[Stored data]
--- --- ---

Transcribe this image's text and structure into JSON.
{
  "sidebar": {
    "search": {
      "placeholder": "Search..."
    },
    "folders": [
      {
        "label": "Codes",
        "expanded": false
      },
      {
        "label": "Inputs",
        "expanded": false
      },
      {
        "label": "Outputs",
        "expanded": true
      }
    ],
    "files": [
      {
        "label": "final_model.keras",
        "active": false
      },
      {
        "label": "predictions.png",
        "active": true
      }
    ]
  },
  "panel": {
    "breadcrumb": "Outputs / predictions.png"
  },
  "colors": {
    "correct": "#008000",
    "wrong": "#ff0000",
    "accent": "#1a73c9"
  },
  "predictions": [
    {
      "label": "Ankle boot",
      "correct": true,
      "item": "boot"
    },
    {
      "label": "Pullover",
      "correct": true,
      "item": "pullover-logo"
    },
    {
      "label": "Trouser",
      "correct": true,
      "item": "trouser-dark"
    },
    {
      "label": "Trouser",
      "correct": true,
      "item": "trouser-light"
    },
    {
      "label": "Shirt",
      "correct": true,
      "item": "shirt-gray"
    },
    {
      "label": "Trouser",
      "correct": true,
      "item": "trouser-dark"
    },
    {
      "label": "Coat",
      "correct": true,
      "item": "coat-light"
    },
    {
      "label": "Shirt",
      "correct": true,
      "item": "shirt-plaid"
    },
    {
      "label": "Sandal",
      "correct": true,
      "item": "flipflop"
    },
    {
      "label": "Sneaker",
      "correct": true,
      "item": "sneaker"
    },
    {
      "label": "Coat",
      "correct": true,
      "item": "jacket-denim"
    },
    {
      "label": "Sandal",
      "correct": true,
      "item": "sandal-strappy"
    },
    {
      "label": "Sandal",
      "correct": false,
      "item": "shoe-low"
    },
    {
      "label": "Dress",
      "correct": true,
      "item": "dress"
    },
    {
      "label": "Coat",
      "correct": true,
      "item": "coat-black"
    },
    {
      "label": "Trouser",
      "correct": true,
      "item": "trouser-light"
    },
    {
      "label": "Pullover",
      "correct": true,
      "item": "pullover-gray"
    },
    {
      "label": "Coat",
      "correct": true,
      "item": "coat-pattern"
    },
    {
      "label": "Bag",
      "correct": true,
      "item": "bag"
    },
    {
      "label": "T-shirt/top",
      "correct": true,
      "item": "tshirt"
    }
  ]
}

--- --- ---

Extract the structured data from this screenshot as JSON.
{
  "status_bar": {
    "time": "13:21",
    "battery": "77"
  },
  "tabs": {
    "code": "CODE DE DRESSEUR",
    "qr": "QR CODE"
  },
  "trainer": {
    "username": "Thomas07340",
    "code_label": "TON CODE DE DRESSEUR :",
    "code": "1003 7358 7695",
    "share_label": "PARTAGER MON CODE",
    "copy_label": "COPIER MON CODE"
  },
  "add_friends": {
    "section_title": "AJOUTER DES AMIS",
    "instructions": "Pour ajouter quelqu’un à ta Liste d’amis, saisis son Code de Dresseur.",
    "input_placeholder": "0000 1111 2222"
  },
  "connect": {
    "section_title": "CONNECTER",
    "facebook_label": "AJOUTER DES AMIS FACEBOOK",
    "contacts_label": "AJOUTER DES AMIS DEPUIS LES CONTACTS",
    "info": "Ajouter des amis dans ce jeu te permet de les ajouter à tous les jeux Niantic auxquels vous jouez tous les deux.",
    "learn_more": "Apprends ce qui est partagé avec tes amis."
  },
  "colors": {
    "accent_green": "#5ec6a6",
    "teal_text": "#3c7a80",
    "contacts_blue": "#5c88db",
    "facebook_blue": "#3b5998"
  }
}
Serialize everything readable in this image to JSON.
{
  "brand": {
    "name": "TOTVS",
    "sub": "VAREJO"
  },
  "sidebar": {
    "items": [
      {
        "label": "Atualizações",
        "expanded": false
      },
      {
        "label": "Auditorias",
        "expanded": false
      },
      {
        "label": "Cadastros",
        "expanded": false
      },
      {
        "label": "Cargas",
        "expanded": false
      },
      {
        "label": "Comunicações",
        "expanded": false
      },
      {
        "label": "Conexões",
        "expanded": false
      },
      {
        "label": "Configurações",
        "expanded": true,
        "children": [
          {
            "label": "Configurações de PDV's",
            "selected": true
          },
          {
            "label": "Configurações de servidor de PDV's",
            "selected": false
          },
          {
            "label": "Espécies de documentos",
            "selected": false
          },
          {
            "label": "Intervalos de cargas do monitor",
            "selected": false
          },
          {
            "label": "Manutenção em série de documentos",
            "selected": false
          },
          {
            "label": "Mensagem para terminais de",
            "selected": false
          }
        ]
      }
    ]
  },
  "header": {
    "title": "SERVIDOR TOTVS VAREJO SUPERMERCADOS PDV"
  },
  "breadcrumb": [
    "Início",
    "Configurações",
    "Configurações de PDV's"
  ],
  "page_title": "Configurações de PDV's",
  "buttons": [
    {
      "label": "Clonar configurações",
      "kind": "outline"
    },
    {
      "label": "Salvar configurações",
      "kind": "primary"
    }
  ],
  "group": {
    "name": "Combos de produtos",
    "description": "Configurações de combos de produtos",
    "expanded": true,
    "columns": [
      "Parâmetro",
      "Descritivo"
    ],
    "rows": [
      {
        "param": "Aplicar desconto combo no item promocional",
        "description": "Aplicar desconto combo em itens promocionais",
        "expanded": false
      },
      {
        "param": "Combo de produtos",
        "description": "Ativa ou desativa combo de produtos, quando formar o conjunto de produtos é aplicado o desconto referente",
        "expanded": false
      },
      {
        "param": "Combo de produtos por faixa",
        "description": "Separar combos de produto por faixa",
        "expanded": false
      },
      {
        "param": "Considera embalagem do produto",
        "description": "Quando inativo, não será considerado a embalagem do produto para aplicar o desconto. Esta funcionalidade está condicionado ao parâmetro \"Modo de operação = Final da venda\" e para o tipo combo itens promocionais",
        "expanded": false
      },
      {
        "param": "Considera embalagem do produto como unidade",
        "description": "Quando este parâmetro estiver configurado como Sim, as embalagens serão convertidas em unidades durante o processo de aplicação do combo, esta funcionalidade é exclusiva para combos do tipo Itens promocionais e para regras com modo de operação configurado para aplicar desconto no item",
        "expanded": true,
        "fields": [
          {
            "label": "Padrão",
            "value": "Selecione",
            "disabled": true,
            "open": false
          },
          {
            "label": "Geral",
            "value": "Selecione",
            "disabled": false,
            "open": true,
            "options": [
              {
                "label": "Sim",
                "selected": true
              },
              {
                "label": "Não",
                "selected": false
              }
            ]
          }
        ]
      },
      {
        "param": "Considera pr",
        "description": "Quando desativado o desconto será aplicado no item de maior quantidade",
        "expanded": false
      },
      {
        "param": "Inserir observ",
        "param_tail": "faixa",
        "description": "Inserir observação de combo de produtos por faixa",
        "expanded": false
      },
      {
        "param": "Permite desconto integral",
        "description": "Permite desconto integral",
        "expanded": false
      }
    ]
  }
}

--- --- ---

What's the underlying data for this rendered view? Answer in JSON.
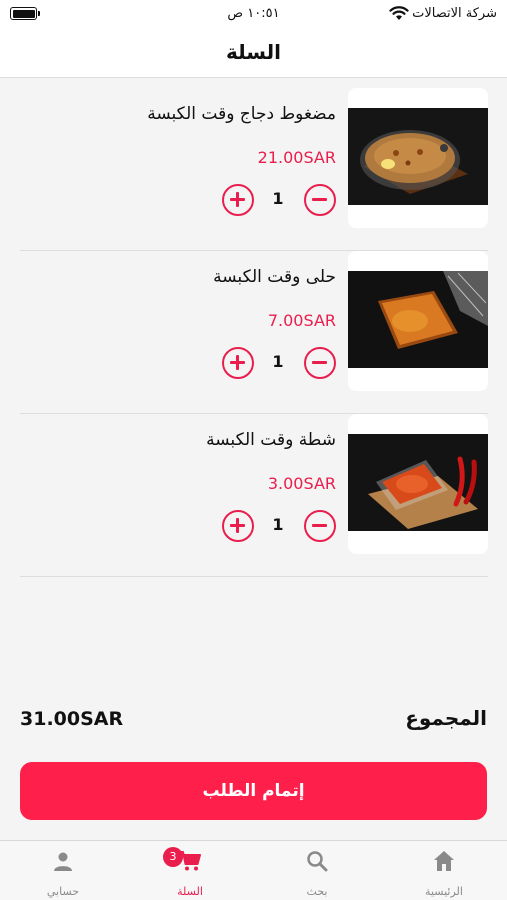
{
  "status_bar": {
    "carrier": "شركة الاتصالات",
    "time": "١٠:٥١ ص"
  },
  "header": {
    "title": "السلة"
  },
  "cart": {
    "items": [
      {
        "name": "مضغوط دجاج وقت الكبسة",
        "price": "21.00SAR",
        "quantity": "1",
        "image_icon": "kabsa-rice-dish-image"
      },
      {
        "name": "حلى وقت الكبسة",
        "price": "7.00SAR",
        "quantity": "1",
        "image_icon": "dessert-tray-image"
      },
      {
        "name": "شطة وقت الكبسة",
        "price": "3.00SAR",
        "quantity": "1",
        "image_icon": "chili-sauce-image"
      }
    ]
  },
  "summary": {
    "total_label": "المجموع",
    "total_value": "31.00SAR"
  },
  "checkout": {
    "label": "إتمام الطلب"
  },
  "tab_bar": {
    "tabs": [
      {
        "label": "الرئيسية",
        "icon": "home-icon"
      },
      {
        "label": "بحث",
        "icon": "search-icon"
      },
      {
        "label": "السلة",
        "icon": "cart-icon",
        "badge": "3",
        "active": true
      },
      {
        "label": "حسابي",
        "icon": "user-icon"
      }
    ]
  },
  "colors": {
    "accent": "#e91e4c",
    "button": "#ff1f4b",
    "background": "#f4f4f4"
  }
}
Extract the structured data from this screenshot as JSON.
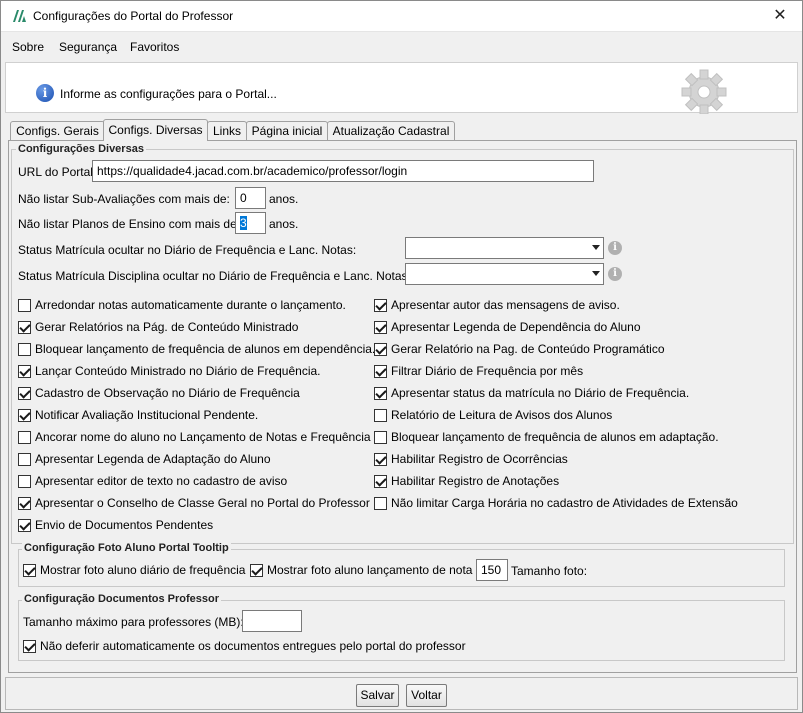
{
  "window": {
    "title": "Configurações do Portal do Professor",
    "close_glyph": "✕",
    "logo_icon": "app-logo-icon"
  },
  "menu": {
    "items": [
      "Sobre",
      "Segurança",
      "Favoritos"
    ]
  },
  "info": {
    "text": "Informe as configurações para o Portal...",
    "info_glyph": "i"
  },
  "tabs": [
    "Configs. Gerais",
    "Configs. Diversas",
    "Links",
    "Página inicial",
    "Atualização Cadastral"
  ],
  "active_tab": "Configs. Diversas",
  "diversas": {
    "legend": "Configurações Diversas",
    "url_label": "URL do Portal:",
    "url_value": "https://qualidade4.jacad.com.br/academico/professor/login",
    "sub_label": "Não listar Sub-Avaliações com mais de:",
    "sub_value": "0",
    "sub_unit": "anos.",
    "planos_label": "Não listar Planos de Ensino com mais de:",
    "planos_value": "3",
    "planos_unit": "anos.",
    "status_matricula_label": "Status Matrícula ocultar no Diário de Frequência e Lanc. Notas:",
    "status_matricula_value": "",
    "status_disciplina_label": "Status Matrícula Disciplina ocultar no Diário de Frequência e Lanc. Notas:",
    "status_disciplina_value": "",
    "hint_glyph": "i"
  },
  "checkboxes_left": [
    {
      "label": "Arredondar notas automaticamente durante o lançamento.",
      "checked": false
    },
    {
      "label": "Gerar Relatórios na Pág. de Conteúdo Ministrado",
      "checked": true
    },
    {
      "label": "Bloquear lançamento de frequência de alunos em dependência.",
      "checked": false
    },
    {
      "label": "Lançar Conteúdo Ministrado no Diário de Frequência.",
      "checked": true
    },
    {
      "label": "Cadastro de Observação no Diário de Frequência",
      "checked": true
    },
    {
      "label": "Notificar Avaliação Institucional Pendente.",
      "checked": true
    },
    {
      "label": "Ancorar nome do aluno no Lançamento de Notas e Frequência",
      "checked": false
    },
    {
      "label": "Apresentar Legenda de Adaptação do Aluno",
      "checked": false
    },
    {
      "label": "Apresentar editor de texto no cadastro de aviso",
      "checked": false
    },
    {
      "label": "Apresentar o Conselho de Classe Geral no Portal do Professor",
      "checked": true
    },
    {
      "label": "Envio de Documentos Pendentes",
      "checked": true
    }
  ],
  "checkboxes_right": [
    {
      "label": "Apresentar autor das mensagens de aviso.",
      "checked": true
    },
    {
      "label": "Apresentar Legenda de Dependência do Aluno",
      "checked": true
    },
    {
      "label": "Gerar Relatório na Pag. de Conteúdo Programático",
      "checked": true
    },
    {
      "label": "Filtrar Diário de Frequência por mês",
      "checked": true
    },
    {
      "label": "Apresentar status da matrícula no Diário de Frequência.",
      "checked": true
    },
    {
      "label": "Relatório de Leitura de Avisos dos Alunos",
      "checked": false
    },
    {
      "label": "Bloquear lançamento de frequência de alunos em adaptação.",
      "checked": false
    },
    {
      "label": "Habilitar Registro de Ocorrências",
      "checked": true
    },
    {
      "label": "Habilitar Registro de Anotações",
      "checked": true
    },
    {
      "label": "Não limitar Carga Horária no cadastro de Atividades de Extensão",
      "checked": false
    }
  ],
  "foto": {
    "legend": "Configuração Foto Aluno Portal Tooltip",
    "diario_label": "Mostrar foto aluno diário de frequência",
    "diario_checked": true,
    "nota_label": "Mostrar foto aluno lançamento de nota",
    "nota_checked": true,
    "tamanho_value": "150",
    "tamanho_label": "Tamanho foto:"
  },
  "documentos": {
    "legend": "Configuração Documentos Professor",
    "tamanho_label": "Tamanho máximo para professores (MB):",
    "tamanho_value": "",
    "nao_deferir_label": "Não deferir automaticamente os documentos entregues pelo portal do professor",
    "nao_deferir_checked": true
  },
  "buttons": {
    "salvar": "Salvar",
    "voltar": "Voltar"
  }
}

--- --- ---

_Instruction_.
List every line above that holds the word "VAREJO".

_Complete response_.
    "sub": "VAREJO"
    "title": "SERVIDOR TOTVS VAREJO SUPERMERCADOS PDV"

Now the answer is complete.